### What is needed
Pick up the mailing-list reply about SME streaming state on syscalls and write what follows its final sentence.

### Page
* * * * * * *

From: Catalin Marinas <catalin.marinas@arm.com>
To: Mark Brown <broonie@kernel.org>
Cc: Basant Kumar Dwivedi <Basant.KumarDwivedi@arm.com>,
Will Deacon <will@kernel.org>,
Luis Machado <luis.machado@arm.com>,
Szabolcs Nagy <szabolcs.nagy@arm.com>,
Marc Zyngier <maz@kernel.org>,
Shuah Khan <skhan@linuxfoundation.org>,
linux-arm-kernel@lists.infradead.org,
linux-kselftest@vger.kernel.org,
Alan Hayward <alan.hayward@arm.com>,
Shuah Khan <shuah@kernel.org>,
kvmarm@lists.cs.columbia.edu,
Salil Akerkar <Salil.Akerkar@arm.com>
Subject: Re: [PATCH v11 06/40] arm64/sme: Provide ABI documentation for SME
Date: Mon, 14 Feb 2022 18:19:58 +0000 [thread overview]
Message-ID: <YgqdTv3Hq+H76Ml7@arm.com> (raw)
In-Reply-To: <YganZni933HbRTmO@sirena.org.uk>
On Fri, Feb 11, 2022 at 06:13:58PM +0000, Mark Brown wrote:
> On Fri, Feb 11, 2022 at 05:02:16PM +0000, Catalin Marinas wrote:
> > So in this case we consider the syscall interface as non-streaming (as
> > per the PCS terminology). Should we require that the PSTATE.SM is
> > cleared by the user as well? Alternatively, we could make it
> > streaming-compatible and just preserve it. Are there any drawbacks?
> > kernel_neon_begin() could clear SM if needed.
>
> In fact kernel_neon_begin() already disables PSTATE.SM since we need to
> account for the case where userspace was preempted rather than issued a
> syscall. We could require that PSTATE.SM is disabled by the user,
> though it's questionable what we could usefully and helpfully do about
> it if they forget other than disable it anyway or generate a signal.
>
> We could preserve PSTATE.SM, though since all the other register state
> for streaming mode is shared with SVE I would expect that we should be
> applying the SVE discard rules to it and there is therefore no other
> state that should be retained.
So when clearing PSTATE.SM, the streaming SVE regs become unknown (well,
the wording is a bit more verbose). I think this fits well with the
proposal to drop the streaming SVE state entirely on syscalls.

* * * * * * *

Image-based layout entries
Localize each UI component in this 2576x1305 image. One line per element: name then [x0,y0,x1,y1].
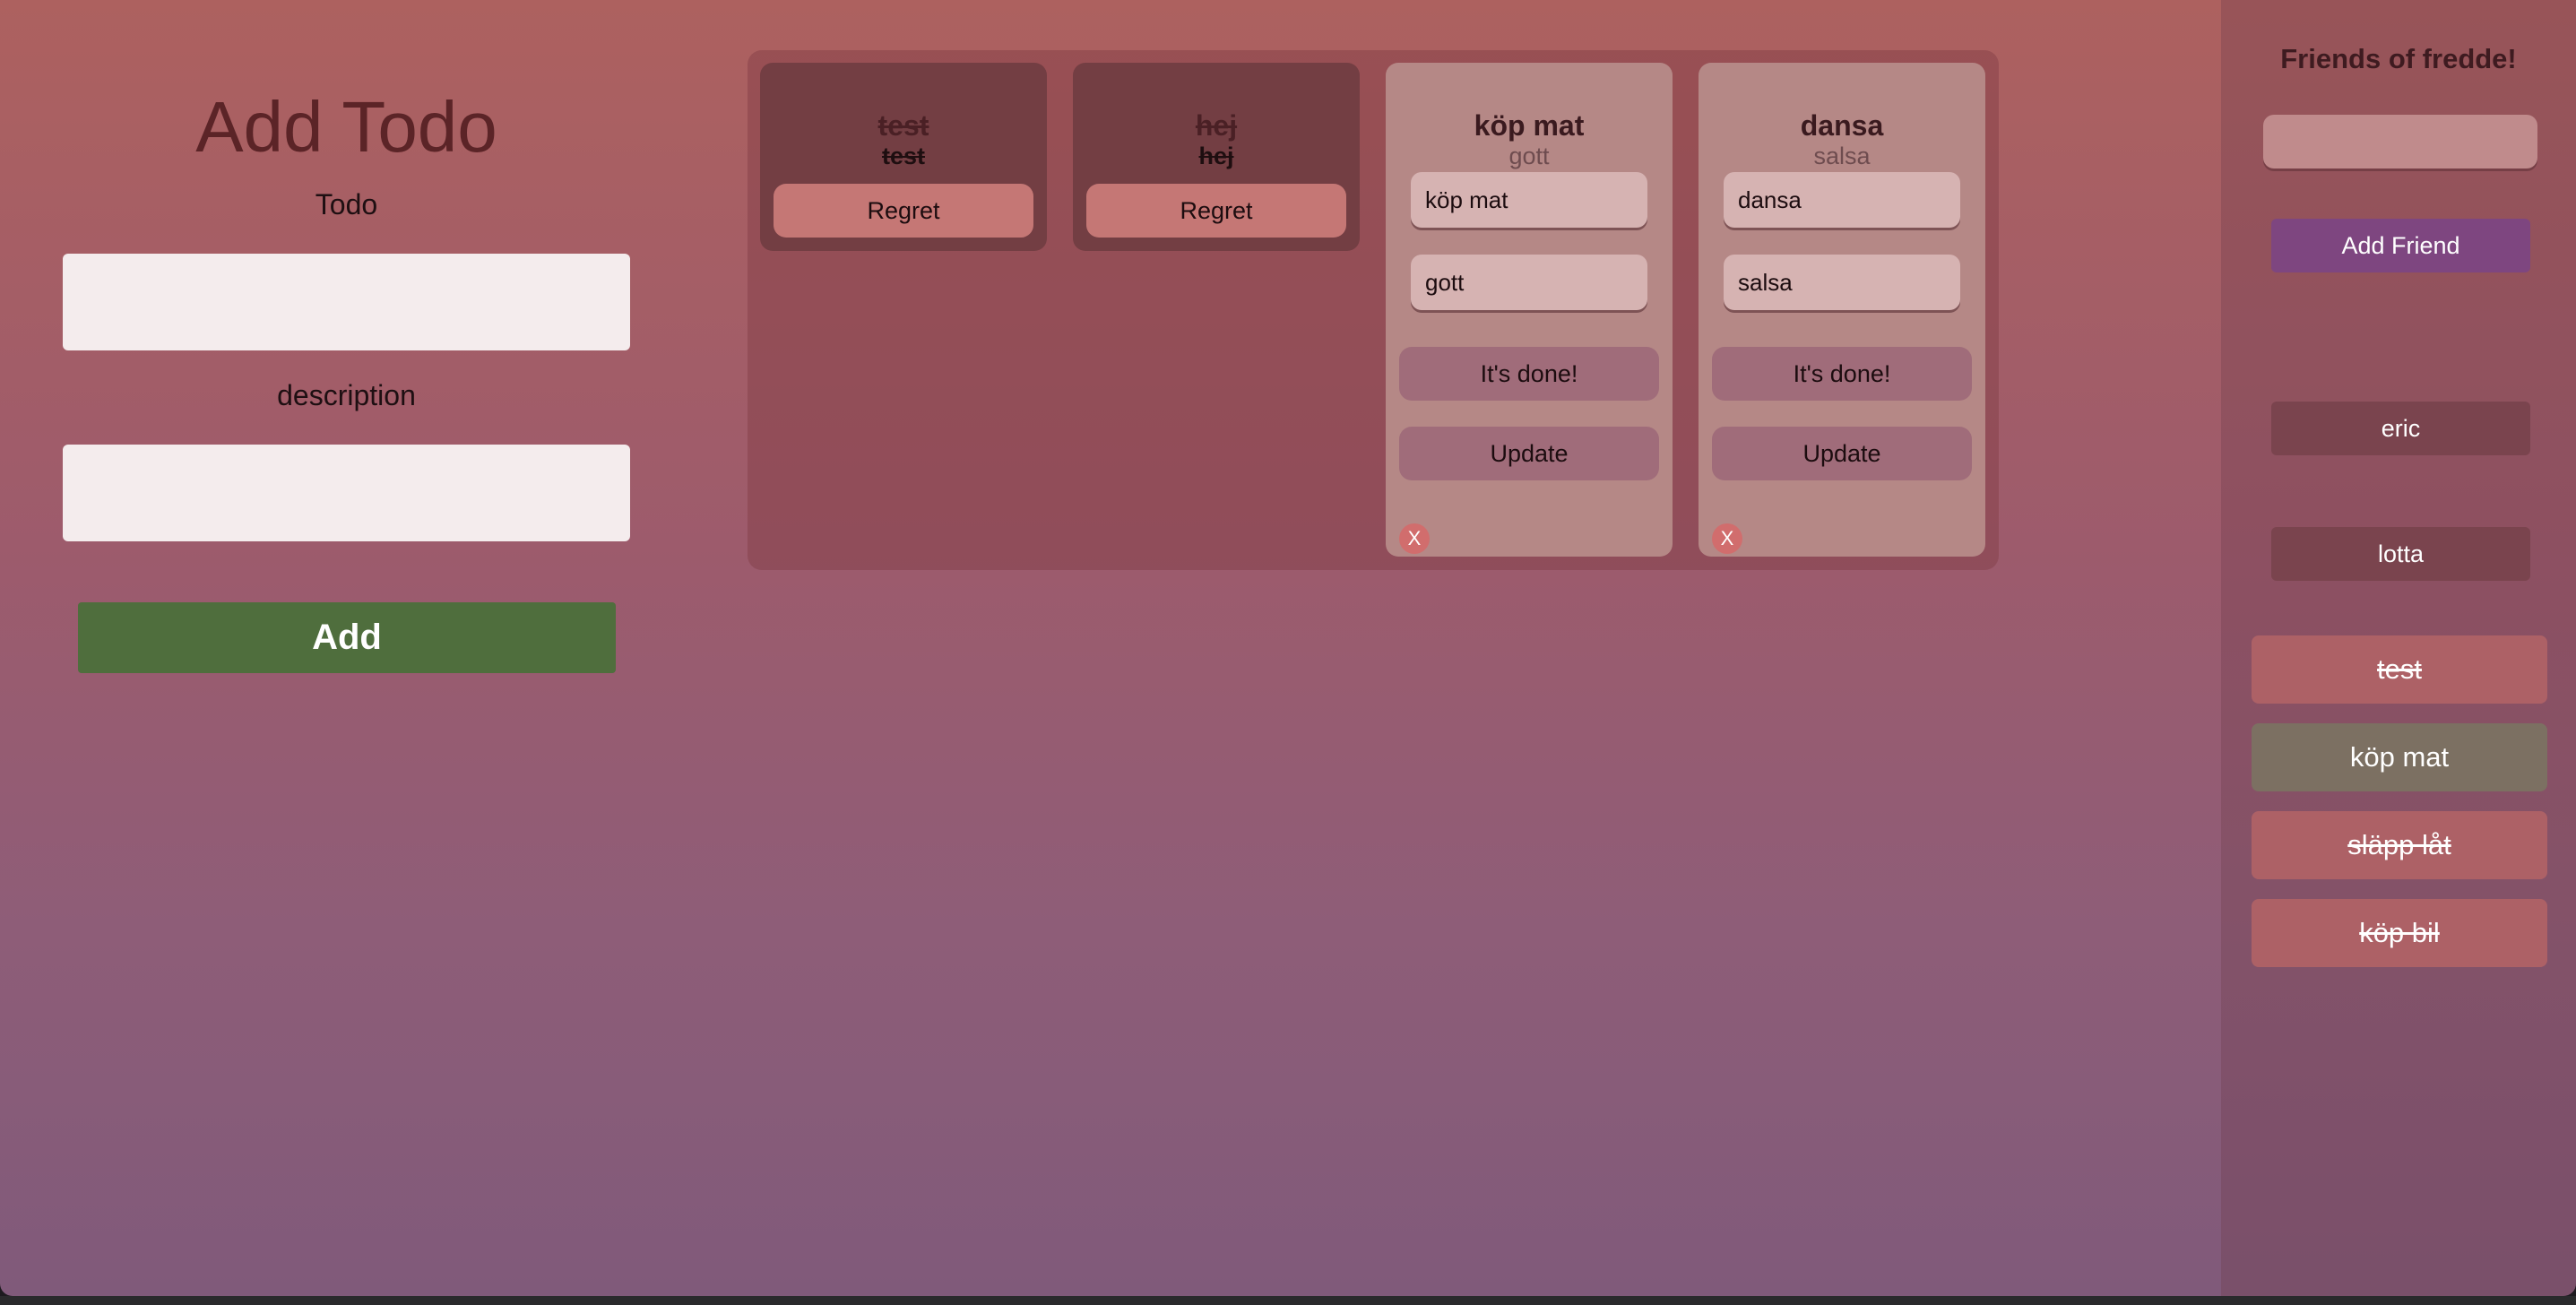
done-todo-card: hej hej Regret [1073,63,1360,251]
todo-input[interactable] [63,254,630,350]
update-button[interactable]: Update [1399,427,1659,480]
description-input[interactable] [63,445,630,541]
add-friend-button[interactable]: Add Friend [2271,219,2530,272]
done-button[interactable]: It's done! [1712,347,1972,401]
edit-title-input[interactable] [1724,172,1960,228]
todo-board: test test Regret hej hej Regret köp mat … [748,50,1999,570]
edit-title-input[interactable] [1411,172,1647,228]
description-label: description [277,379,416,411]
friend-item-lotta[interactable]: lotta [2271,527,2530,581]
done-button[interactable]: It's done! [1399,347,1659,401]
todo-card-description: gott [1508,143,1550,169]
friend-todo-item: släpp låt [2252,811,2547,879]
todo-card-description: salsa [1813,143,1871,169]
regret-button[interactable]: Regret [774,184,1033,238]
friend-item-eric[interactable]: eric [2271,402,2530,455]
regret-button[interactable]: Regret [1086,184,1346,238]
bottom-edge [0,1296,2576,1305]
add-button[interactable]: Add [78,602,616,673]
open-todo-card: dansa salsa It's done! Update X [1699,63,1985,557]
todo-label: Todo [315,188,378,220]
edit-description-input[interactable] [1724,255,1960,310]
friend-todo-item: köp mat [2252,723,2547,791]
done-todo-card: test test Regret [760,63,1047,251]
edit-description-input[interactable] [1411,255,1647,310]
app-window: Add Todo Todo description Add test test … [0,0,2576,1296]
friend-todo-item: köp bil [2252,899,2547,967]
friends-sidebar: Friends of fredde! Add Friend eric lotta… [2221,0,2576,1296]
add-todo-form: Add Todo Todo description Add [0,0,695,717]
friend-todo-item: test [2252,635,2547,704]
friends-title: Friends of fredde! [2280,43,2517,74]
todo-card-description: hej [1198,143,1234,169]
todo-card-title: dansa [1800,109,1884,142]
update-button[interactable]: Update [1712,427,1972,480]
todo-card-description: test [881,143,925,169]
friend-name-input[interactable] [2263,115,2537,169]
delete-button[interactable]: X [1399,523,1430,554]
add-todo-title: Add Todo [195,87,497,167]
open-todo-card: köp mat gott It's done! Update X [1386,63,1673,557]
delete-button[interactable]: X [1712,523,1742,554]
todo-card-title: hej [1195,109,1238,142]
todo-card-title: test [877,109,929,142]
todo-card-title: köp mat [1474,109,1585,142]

* * * * * * *

### Written answer
The ZA state I think is not affected by the PSTATE.SM change (early
internal SME specs were listing this as unknown after SM clearing but I
can't find it in the latest spec). However, after the syscall, the user
won't be able to execute SME instruction until turning on PSTATE.SM
again.
Would the libc wrappers preserve PSTATE.SM? What I find a bit confusing
is that we only partially preserve some state while in streaming mode -
the ZA registers but not the SVE ones. Is the user more likely to turn
PSTATE.SM on for ZA processing or for SVE? If the former, we don't want
to unnecessarily save/restore some SVE state that the user doesn't care
about (can we even trap SVE instructions independently of SME while in
streaming mode?).
I'd find it clearer if we preserved PSTATE.SM and, w.r.t. the streaming
SVE state, we somewhat follow the PCS and not restore the regs (input
from the libc people welcomed).
> As things stand this would either result
> in more overhead or complicate the register save and restore a bit since
> if we're in streaming mode we currently assume that we should save and
> restore the full SVE register contents but normally in a syscall we only
> need to save and restore the FPSIMD subset. The overhead might go away
> anyway as a result of general work on syscall optimisation for SVE,
> though that work isn't done yet and may not end up working out that way.
>
> Having said that as with ZA userspace can just exit streaming mode to
> avoid any overhead having it enabled introduces and the common case is
> expected to be that it will have done so due to the PCS, it should be an
> extremely rare case - unlike keeping ZA active there doesn't seem to be
> any case where it would be sensible to want to do this and the PCS means
> you'd have to actively try to do so.
IIUC, the PCS introduced the notion of streaming-compatible functions
that preserve the SM bit. If they are non-streaming, SM should be 0 on
entry. It would be nice if we put the syscalls in one of these
categories, so either mandate SM == 0 on entry or preserve (the latter
being easier, I think, I haven't looked at what it takes to save/restore
the streaming SVE state; I may change my mind after reviewing at the
other patches).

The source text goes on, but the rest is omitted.